** What this task involves **
Quote all of the data that follows exactly as written, skipping the images.

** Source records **

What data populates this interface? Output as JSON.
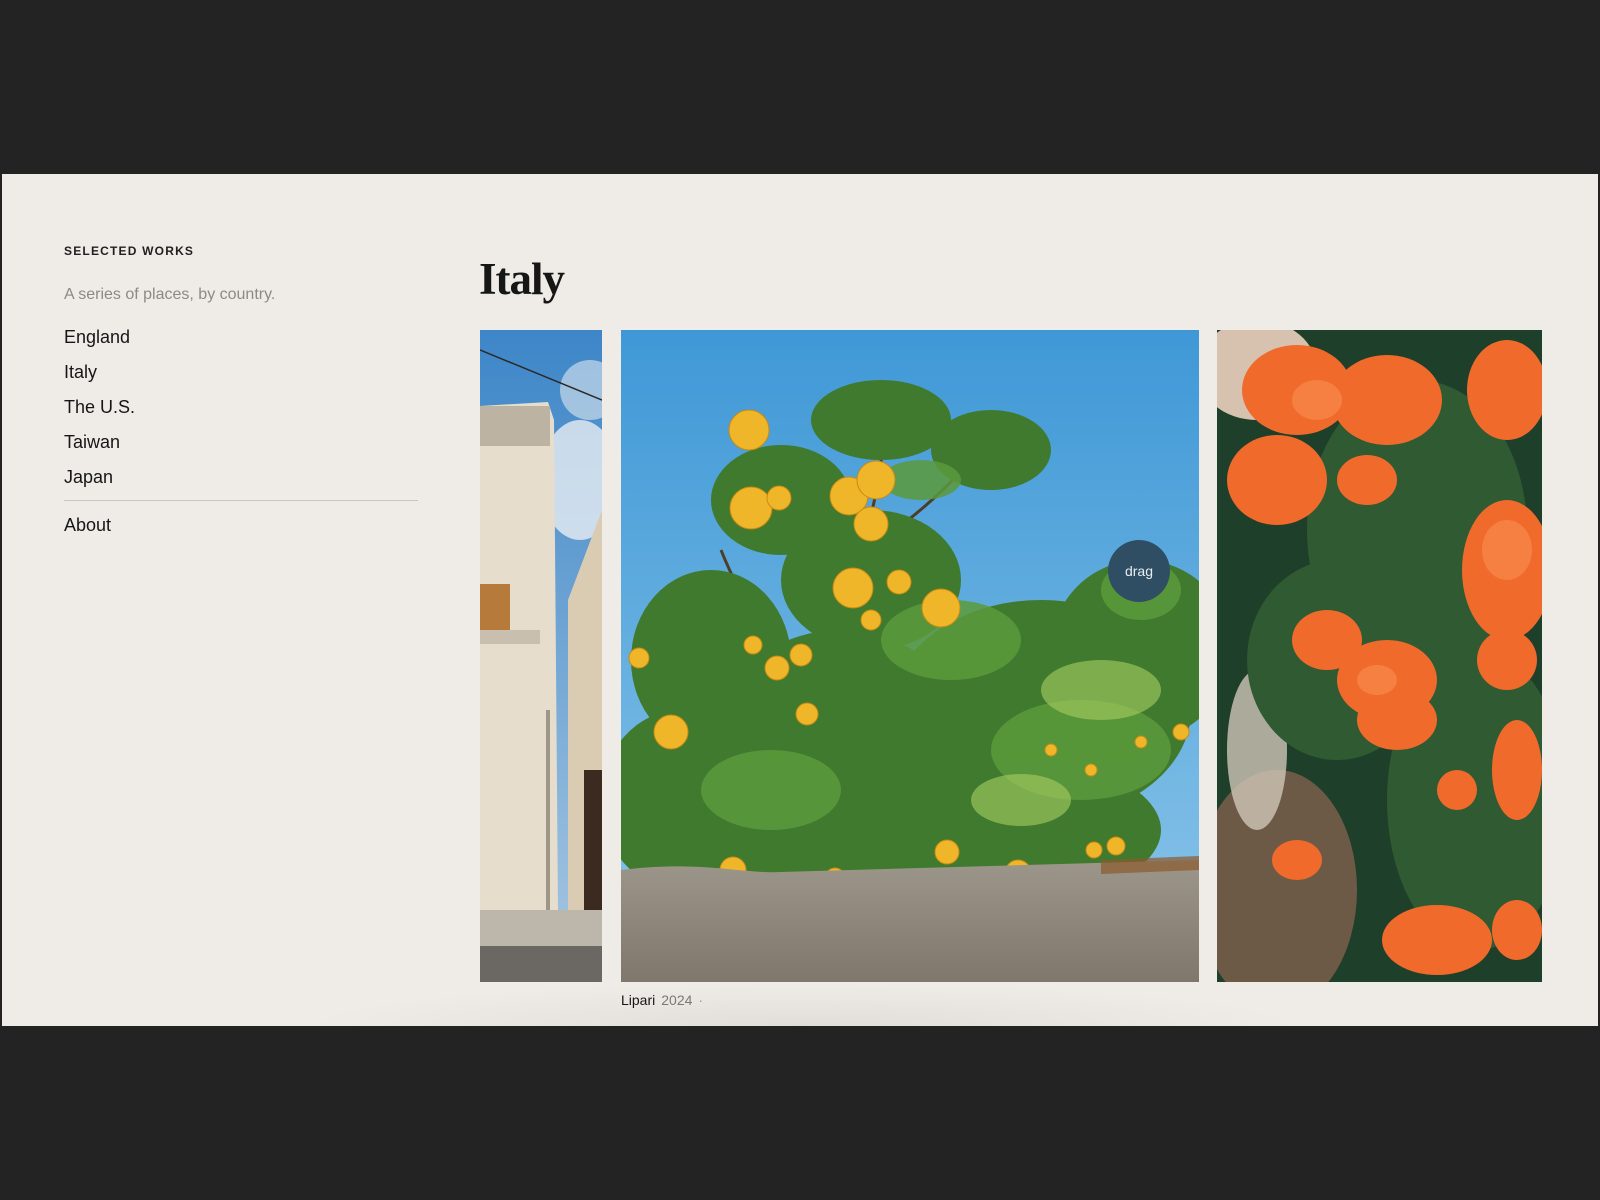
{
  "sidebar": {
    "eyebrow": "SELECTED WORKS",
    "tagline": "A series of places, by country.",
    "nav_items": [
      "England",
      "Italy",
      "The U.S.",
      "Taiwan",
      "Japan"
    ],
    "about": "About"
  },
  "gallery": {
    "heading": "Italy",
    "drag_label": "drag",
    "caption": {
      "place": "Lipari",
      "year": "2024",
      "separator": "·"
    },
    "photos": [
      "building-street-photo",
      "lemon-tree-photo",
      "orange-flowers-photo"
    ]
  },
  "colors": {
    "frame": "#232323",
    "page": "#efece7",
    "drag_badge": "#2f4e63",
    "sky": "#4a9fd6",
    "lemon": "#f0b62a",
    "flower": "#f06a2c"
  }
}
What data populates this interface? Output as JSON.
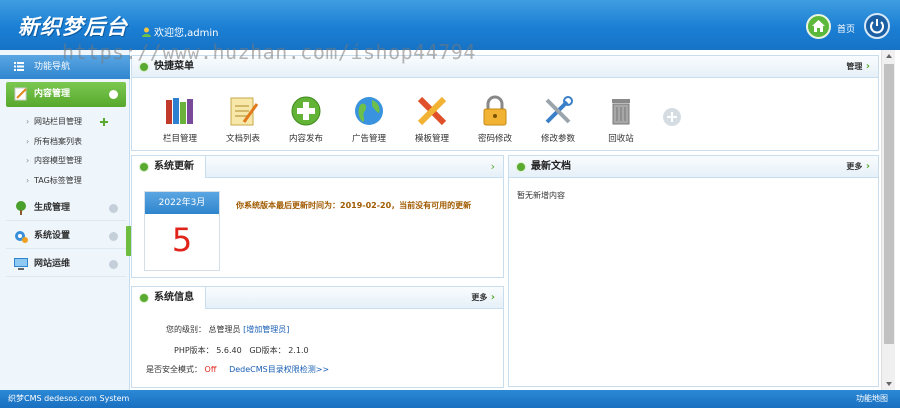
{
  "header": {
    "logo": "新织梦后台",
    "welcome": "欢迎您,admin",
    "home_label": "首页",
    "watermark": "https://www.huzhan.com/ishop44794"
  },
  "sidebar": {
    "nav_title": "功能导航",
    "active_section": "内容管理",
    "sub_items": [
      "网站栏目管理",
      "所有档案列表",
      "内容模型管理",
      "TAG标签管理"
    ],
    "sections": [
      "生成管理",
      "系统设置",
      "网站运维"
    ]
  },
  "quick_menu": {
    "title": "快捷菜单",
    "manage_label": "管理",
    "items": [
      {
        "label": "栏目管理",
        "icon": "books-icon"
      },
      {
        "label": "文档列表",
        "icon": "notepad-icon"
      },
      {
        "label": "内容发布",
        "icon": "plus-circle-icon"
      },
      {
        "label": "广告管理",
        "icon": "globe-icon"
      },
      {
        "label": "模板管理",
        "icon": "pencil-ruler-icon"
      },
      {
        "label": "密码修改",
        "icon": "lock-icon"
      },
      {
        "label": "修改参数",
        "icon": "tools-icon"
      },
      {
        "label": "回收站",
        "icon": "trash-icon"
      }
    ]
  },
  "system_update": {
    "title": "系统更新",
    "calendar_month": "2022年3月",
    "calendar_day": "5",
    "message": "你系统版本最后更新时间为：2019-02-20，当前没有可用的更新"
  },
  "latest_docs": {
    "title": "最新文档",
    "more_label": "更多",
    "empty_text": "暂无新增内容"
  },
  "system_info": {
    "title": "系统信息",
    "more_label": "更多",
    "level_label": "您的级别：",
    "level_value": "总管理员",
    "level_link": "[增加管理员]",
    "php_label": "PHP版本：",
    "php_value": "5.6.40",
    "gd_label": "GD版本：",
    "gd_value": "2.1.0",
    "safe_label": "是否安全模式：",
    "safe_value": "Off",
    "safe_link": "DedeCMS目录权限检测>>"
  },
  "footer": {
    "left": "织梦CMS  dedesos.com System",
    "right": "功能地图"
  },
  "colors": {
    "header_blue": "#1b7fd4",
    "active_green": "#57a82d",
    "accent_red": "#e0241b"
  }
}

** Expected answer **
What data populates this interface? Output as JSON.
{
  "sidebar": {
    "eyebrow": "SELECTED WORKS",
    "tagline": "A series of places, by country.",
    "nav_items": [
      "England",
      "Italy",
      "The U.S.",
      "Taiwan",
      "Japan"
    ],
    "about": "About"
  },
  "gallery": {
    "heading": "Italy",
    "drag_label": "drag",
    "caption": {
      "place": "Lipari",
      "year": "2024",
      "separator": "·"
    },
    "photos": [
      "building-street-photo",
      "lemon-tree-photo",
      "orange-flowers-photo"
    ]
  },
  "colors": {
    "frame": "#232323",
    "page": "#efece7",
    "drag_badge": "#2f4e63",
    "sky": "#4a9fd6",
    "lemon": "#f0b62a",
    "flower": "#f06a2c"
  }
}
What data populates this interface? Output as JSON.
{
  "header": {
    "logo": "新织梦后台",
    "welcome": "欢迎您,admin",
    "home_label": "首页",
    "watermark": "https://www.huzhan.com/ishop44794"
  },
  "sidebar": {
    "nav_title": "功能导航",
    "active_section": "内容管理",
    "sub_items": [
      "网站栏目管理",
      "所有档案列表",
      "内容模型管理",
      "TAG标签管理"
    ],
    "sections": [
      "生成管理",
      "系统设置",
      "网站运维"
    ]
  },
  "quick_menu": {
    "title": "快捷菜单",
    "manage_label": "管理",
    "items": [
      {
        "label": "栏目管理",
        "icon": "books-icon"
      },
      {
        "label": "文档列表",
        "icon": "notepad-icon"
      },
      {
        "label": "内容发布",
        "icon": "plus-circle-icon"
      },
      {
        "label": "广告管理",
        "icon": "globe-icon"
      },
      {
        "label": "模板管理",
        "icon": "pencil-ruler-icon"
      },
      {
        "label": "密码修改",
        "icon": "lock-icon"
      },
      {
        "label": "修改参数",
        "icon": "tools-icon"
      },
      {
        "label": "回收站",
        "icon": "trash-icon"
      }
    ]
  },
  "system_update": {
    "title": "系统更新",
    "calendar_month": "2022年3月",
    "calendar_day": "5",
    "message": "你系统版本最后更新时间为：2019-02-20，当前没有可用的更新"
  },
  "latest_docs": {
    "title": "最新文档",
    "more_label": "更多",
    "empty_text": "暂无新增内容"
  },
  "system_info": {
    "title": "系统信息",
    "more_label": "更多",
    "level_label": "您的级别：",
    "level_value": "总管理员",
    "level_link": "[增加管理员]",
    "php_label": "PHP版本：",
    "php_value": "5.6.40",
    "gd_label": "GD版本：",
    "gd_value": "2.1.0",
    "safe_label": "是否安全模式：",
    "safe_value": "Off",
    "safe_link": "DedeCMS目录权限检测>>"
  },
  "footer": {
    "left": "织梦CMS  dedesos.com System",
    "right": "功能地图"
  },
  "colors": {
    "header_blue": "#1b7fd4",
    "active_green": "#57a82d",
    "accent_red": "#e0241b"
  }
}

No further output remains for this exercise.